START
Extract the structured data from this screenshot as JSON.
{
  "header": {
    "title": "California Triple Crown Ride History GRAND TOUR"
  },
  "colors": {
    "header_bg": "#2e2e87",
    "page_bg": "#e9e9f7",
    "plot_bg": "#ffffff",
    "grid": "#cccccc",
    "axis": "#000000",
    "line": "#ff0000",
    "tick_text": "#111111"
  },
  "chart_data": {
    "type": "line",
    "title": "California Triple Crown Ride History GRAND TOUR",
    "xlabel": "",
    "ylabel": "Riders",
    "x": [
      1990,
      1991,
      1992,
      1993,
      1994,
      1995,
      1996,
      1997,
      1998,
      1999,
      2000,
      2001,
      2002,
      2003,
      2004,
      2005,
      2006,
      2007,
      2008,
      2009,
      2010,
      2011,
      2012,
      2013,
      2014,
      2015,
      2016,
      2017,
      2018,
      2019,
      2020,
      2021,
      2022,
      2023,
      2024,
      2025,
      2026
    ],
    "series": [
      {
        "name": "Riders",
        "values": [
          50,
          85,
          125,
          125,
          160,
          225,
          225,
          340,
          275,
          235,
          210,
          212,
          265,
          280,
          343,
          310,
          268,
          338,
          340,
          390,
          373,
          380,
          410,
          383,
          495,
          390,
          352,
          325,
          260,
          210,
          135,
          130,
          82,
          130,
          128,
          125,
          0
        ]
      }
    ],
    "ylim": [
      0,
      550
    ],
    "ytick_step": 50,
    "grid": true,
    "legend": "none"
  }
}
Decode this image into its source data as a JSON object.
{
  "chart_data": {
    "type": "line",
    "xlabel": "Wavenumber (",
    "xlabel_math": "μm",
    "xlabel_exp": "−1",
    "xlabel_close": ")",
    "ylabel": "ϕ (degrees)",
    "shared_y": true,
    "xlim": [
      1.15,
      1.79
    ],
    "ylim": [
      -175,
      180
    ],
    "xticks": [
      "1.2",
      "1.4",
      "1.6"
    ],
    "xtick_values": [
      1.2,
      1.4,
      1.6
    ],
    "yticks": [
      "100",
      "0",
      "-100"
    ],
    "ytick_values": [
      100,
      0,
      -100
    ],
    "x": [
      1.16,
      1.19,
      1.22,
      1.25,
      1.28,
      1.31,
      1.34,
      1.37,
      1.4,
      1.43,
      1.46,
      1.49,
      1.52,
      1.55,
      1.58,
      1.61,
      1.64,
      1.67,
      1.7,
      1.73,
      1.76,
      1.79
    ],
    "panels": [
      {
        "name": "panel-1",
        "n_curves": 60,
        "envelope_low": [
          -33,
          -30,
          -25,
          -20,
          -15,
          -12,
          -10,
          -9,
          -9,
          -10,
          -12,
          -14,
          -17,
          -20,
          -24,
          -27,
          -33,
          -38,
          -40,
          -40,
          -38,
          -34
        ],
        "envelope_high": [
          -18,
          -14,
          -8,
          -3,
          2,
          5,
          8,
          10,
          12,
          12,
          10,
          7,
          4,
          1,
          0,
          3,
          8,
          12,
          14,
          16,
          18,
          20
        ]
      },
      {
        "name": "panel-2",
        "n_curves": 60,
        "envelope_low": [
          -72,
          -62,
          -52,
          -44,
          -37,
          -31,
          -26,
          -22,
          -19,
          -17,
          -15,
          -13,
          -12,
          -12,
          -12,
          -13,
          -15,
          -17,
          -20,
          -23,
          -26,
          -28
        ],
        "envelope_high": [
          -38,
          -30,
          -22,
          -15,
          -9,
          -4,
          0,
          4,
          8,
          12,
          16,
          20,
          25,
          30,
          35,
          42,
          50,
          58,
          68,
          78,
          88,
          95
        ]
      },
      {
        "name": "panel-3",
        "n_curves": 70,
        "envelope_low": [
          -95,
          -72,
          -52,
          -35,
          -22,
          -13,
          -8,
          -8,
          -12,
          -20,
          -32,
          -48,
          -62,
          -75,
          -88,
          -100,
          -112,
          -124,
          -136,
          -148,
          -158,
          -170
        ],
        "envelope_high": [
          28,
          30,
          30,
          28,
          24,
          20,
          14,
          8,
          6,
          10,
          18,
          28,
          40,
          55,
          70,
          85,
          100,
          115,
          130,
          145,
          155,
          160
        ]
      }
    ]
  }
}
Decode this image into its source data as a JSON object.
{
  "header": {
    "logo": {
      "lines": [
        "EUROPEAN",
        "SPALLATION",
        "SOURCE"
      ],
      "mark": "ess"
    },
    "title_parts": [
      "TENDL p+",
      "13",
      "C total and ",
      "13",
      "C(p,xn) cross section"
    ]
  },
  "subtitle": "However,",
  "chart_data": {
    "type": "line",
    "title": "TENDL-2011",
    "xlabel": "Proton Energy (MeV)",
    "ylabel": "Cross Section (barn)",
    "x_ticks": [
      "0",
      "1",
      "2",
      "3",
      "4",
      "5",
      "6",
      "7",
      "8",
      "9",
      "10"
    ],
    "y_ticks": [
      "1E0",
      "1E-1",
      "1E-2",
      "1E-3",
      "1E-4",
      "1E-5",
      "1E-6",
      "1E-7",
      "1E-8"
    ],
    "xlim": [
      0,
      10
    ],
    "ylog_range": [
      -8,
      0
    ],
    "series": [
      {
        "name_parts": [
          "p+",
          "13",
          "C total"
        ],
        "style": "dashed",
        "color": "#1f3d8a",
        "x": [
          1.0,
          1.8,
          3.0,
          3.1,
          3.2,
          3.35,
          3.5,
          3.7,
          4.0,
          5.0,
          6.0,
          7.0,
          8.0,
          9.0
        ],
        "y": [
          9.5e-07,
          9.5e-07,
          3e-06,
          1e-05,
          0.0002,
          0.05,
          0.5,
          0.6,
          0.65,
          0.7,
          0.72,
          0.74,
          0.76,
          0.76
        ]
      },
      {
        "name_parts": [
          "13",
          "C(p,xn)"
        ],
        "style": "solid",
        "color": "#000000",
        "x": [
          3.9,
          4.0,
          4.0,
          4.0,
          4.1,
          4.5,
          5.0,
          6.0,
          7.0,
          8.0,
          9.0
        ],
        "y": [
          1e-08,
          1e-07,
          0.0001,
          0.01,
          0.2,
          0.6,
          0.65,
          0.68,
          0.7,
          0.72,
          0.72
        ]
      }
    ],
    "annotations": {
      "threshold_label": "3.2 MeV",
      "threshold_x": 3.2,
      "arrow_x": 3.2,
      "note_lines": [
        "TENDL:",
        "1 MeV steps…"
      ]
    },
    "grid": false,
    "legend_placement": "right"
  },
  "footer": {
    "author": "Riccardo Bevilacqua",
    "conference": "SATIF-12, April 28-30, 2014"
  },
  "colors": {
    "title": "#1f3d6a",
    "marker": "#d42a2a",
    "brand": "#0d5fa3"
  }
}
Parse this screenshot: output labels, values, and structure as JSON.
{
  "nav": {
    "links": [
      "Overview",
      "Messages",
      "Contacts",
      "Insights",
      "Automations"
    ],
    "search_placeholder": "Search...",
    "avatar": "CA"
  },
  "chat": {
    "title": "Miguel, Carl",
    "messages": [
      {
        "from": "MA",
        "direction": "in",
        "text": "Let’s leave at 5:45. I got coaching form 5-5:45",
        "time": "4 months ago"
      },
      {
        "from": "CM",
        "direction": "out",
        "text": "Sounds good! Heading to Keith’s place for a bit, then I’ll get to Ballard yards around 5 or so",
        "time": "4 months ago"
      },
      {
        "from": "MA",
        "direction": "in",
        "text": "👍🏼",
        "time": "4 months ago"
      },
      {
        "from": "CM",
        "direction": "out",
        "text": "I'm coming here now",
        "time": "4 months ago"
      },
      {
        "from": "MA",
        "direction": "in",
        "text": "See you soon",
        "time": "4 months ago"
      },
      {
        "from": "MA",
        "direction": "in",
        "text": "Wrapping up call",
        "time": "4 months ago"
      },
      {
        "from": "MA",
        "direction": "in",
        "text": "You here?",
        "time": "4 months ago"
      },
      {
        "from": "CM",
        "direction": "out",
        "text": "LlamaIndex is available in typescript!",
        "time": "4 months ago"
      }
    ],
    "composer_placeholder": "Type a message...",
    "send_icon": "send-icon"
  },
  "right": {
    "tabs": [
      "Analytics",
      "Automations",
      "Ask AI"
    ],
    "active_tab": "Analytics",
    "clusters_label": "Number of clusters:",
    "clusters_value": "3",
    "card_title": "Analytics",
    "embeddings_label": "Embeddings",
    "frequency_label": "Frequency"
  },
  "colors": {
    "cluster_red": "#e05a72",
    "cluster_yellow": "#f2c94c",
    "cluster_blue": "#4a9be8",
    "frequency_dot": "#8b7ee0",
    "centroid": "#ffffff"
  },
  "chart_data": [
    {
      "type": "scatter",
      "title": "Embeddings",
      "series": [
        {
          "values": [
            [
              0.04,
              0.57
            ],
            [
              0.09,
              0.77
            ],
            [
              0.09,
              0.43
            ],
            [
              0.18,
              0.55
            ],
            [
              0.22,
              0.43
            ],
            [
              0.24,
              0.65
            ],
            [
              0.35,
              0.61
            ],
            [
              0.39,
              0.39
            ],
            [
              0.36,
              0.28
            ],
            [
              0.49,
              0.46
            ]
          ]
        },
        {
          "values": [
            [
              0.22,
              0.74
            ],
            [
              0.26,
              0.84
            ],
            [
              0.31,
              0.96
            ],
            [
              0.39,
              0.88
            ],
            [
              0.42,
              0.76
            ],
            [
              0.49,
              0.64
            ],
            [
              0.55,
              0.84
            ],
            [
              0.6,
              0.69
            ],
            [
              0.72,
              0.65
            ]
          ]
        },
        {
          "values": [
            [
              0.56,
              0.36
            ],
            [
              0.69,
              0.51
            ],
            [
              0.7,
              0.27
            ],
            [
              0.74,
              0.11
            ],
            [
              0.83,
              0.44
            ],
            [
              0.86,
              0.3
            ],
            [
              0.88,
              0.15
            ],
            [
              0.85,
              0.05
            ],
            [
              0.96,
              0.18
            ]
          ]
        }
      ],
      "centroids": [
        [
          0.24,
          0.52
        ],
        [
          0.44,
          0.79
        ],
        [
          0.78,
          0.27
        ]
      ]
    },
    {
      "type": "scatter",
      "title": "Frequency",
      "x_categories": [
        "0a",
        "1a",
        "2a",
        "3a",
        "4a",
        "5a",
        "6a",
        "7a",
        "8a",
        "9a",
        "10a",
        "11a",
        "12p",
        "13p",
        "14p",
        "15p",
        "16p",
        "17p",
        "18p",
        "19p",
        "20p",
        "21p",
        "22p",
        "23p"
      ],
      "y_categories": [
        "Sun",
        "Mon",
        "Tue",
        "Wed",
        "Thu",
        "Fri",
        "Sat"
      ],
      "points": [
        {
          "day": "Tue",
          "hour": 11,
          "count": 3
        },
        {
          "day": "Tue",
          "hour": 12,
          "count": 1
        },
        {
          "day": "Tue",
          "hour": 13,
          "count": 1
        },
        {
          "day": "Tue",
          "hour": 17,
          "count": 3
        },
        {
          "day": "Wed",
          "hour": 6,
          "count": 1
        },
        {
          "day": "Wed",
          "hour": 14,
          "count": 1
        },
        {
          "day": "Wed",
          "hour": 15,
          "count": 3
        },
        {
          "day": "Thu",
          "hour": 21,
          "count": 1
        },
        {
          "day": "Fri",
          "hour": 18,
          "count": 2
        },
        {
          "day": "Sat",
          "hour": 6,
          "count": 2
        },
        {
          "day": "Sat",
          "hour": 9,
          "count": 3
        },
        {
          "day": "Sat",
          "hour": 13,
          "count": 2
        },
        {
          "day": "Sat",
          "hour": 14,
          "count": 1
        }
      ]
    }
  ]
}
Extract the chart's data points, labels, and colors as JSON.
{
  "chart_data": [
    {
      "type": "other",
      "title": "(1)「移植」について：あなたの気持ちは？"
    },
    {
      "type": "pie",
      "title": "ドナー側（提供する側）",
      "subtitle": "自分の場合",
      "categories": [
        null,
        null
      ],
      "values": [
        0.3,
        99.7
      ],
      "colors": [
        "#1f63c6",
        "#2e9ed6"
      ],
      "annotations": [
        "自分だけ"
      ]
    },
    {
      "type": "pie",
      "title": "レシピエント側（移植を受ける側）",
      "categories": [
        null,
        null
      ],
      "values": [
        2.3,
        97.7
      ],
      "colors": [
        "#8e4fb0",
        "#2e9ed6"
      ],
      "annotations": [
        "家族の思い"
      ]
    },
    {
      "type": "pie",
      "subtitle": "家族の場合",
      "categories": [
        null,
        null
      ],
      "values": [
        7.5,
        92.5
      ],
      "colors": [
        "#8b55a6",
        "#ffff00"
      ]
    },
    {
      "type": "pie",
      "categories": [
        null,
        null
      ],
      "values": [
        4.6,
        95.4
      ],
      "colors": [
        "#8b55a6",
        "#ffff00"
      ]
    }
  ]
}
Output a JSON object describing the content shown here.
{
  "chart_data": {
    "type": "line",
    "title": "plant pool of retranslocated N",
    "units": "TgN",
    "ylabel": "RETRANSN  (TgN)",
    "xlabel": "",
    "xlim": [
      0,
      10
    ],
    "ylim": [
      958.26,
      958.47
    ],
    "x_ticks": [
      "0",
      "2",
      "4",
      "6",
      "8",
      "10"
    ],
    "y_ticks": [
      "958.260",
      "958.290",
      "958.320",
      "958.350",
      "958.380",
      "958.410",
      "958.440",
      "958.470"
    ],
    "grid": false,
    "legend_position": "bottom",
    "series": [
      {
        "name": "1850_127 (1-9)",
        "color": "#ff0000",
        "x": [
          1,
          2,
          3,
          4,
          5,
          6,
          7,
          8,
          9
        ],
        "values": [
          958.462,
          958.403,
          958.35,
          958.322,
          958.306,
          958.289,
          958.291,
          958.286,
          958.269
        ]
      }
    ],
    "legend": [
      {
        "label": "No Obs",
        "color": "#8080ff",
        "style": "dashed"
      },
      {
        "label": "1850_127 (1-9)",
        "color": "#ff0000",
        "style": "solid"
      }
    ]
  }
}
END
What the exercise asks. Report all lines of the material that contain the word "style".

Exercise output.
        "style": "dashed",
        "style": "solid",
        "style": "dashed"
        "style": "solid"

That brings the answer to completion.